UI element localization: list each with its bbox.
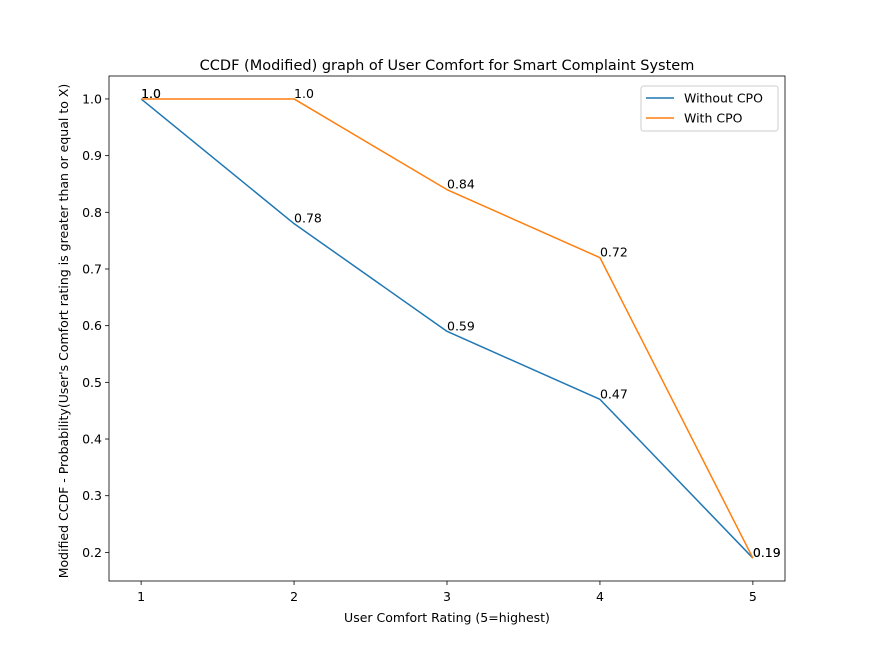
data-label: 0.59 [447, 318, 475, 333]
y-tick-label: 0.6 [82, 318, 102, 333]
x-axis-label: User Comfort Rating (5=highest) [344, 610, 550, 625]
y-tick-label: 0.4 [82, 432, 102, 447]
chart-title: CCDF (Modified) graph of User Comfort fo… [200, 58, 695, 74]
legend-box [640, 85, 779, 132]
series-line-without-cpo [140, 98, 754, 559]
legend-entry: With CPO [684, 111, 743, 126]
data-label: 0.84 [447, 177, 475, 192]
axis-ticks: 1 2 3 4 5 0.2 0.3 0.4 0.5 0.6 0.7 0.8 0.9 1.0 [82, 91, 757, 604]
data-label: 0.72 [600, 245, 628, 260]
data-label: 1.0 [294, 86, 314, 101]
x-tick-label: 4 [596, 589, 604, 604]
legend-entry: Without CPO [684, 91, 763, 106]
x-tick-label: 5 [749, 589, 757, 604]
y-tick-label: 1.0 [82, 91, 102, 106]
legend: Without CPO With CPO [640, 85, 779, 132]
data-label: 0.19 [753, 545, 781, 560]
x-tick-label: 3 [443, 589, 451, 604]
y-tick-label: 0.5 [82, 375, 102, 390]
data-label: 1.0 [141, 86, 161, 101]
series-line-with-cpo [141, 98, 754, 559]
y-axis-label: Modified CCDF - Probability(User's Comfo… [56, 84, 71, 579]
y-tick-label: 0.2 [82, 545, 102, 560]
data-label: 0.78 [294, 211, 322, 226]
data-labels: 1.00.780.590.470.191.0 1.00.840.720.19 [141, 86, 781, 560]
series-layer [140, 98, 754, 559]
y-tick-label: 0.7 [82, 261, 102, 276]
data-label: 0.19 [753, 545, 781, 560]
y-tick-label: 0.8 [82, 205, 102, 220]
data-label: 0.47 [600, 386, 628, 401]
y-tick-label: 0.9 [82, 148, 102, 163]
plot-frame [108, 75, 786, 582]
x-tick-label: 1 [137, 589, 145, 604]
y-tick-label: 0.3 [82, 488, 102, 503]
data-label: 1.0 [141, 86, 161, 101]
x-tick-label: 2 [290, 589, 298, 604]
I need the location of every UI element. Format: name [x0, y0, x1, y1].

» **To do**:
Please retype all of the material above line for line, without any changes, and leave out the pictures.

» **Answer to the task**:
UI element localization: list each with its bbox.
data-label: 0.59 [447, 318, 475, 333]
y-tick-label: 0.6 [82, 318, 102, 333]
x-axis-label: User Comfort Rating (5=highest) [344, 610, 550, 625]
y-tick-label: 0.4 [82, 432, 102, 447]
chart-title: CCDF (Modified) graph of User Comfort fo… [200, 58, 695, 74]
legend-box [640, 85, 779, 132]
series-line-without-cpo [140, 98, 754, 559]
legend-entry: With CPO [684, 111, 743, 126]
data-label: 0.84 [447, 177, 475, 192]
axis-ticks: 1 2 3 4 5 0.2 0.3 0.4 0.5 0.6 0.7 0.8 0.9 1.0 [82, 91, 757, 604]
data-label: 0.72 [600, 245, 628, 260]
data-label: 1.0 [294, 86, 314, 101]
x-tick-label: 4 [596, 589, 604, 604]
legend-entry: Without CPO [684, 91, 763, 106]
x-tick-label: 5 [749, 589, 757, 604]
y-tick-label: 1.0 [82, 91, 102, 106]
legend: Without CPO With CPO [640, 85, 779, 132]
data-label: 0.19 [753, 545, 781, 560]
x-tick-label: 3 [443, 589, 451, 604]
y-tick-label: 0.5 [82, 375, 102, 390]
data-label: 1.0 [141, 86, 161, 101]
series-line-with-cpo [141, 98, 754, 559]
y-axis-label: Modified CCDF - Probability(User's Comfo… [56, 84, 71, 579]
y-tick-label: 0.2 [82, 545, 102, 560]
data-label: 0.78 [294, 211, 322, 226]
data-labels: 1.00.780.590.470.191.0 1.00.840.720.19 [141, 86, 781, 560]
series-layer [140, 98, 754, 559]
y-tick-label: 0.7 [82, 261, 102, 276]
data-label: 0.19 [753, 545, 781, 560]
y-tick-label: 0.8 [82, 205, 102, 220]
data-label: 0.47 [600, 386, 628, 401]
y-tick-label: 0.9 [82, 148, 102, 163]
plot-frame [108, 75, 786, 582]
x-tick-label: 1 [137, 589, 145, 604]
y-tick-label: 0.3 [82, 488, 102, 503]
data-label: 1.0 [141, 86, 161, 101]
x-tick-label: 2 [290, 589, 298, 604]
I need the location of every UI element. Format: name [x0, y0, x1, y1].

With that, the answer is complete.